**PROVIDED ENTRIES:**
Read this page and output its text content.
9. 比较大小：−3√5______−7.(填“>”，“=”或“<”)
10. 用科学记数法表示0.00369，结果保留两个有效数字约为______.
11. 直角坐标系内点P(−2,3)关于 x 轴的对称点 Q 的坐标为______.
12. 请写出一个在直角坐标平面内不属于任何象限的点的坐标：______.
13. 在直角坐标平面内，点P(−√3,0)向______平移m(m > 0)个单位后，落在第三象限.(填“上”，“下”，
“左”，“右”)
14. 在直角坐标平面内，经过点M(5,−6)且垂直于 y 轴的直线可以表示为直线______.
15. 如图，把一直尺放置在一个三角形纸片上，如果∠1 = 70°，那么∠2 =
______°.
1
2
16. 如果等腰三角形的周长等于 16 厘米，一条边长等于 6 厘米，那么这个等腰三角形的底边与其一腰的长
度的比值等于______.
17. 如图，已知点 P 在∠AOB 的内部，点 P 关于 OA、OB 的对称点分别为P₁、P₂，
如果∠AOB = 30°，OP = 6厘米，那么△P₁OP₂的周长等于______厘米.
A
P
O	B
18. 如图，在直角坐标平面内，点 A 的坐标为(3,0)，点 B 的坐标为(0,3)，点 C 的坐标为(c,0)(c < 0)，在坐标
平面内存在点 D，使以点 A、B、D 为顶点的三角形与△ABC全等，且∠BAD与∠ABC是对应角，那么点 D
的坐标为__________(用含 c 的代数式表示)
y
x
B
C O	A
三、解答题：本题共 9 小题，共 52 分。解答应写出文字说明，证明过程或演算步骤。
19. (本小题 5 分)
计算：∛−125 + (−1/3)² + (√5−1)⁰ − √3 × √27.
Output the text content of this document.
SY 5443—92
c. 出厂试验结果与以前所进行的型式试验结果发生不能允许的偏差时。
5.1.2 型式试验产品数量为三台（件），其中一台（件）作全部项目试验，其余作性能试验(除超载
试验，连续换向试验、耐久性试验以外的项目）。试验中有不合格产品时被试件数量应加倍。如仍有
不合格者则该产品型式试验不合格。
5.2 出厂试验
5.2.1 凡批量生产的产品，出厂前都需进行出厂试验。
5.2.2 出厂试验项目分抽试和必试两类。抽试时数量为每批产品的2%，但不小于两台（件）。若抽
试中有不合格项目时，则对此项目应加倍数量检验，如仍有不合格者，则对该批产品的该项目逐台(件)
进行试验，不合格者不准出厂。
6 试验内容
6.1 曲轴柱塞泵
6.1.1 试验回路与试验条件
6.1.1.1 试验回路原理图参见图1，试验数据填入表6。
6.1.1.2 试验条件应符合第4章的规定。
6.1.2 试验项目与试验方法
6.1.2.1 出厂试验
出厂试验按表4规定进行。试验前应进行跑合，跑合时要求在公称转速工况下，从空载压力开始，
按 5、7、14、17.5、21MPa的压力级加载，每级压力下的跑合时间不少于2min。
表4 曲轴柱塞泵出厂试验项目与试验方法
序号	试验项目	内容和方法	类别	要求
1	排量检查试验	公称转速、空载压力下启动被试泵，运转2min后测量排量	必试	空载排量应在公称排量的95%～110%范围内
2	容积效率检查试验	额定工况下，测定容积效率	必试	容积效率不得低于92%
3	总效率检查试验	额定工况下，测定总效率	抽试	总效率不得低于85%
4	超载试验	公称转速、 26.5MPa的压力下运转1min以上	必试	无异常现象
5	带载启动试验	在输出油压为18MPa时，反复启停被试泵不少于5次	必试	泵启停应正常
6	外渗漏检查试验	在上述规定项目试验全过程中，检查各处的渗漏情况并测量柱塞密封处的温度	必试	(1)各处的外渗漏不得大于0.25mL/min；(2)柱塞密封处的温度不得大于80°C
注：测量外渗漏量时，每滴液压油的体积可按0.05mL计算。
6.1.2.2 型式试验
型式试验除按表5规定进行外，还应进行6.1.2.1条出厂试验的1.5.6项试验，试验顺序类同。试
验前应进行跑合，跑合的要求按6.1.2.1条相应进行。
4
...
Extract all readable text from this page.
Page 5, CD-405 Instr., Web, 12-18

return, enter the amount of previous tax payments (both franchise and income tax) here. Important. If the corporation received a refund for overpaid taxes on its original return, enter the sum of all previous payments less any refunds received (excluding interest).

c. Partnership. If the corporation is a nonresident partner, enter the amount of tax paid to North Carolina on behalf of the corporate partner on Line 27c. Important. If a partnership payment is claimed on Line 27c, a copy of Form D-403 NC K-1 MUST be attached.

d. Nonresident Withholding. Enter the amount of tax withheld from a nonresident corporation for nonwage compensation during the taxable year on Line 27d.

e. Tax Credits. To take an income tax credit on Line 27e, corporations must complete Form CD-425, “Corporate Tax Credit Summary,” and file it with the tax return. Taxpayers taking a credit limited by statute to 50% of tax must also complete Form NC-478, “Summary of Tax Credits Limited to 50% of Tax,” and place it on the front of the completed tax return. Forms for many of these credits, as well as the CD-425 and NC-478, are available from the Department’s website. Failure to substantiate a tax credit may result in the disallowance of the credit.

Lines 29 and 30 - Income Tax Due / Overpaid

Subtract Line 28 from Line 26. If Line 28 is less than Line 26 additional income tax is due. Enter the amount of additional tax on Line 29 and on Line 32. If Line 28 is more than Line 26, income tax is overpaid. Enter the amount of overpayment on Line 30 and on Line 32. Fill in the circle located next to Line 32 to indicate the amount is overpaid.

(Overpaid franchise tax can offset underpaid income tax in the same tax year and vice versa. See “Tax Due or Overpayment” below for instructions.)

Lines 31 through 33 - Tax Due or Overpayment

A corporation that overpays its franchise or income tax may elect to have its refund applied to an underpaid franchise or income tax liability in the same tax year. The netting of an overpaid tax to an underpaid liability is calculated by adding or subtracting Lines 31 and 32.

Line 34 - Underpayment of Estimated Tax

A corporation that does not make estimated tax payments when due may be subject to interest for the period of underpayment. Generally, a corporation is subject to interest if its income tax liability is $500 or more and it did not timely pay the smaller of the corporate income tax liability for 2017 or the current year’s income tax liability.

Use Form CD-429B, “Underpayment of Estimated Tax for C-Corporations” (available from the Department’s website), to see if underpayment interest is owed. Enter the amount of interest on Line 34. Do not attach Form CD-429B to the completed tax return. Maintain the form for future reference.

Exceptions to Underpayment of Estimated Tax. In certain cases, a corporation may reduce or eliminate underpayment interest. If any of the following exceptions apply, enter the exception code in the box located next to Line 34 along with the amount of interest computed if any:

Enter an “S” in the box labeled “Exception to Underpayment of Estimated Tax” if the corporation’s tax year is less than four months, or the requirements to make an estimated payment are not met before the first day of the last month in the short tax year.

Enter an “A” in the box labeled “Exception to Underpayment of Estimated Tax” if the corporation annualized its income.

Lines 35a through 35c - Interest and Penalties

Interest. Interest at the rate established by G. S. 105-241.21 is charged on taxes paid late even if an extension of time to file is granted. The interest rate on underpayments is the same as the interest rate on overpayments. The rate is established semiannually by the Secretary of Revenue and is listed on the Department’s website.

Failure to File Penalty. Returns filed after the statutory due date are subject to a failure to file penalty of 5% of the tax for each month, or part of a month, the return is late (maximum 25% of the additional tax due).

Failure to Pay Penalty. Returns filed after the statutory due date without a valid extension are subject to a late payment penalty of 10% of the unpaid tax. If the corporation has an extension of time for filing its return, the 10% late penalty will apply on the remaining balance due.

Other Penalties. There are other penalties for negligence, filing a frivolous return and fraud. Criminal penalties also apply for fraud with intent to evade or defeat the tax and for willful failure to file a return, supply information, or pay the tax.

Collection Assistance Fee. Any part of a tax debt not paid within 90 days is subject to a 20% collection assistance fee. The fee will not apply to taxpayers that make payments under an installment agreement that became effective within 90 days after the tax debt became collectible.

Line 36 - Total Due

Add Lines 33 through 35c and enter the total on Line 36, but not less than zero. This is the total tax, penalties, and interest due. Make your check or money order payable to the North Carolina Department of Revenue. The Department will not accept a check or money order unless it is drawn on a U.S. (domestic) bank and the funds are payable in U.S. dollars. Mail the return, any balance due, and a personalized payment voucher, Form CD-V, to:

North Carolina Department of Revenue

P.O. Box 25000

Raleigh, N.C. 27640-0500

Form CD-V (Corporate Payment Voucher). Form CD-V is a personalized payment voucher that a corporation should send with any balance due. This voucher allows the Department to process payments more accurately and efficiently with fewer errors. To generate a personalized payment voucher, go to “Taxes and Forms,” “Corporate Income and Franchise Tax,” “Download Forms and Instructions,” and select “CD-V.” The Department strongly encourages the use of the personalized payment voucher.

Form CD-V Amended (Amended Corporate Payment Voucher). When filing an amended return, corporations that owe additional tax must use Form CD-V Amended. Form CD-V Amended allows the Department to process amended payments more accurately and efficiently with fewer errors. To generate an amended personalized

**WHAT TO DO:** Copy down every line of the entries containing the word "liability".

**OUTPUT OF THE EXERCISE:**
A corporation that overpays its franchise or income tax may elect to have its refund applied to an underpaid franchise or income tax liability in the same tax year. The netting of an overpaid tax to an underpaid liability is calculated by adding or subtracting Lines 31 and 32.
A corporation that does not make estimated tax payments when due may be subject to interest for the period of underpayment. Generally, a corporation is subject to interest if its income tax liability is $500 or more and it did not timely pay the smaller of the corporate income tax liability for 2017 or the current year’s income tax liability.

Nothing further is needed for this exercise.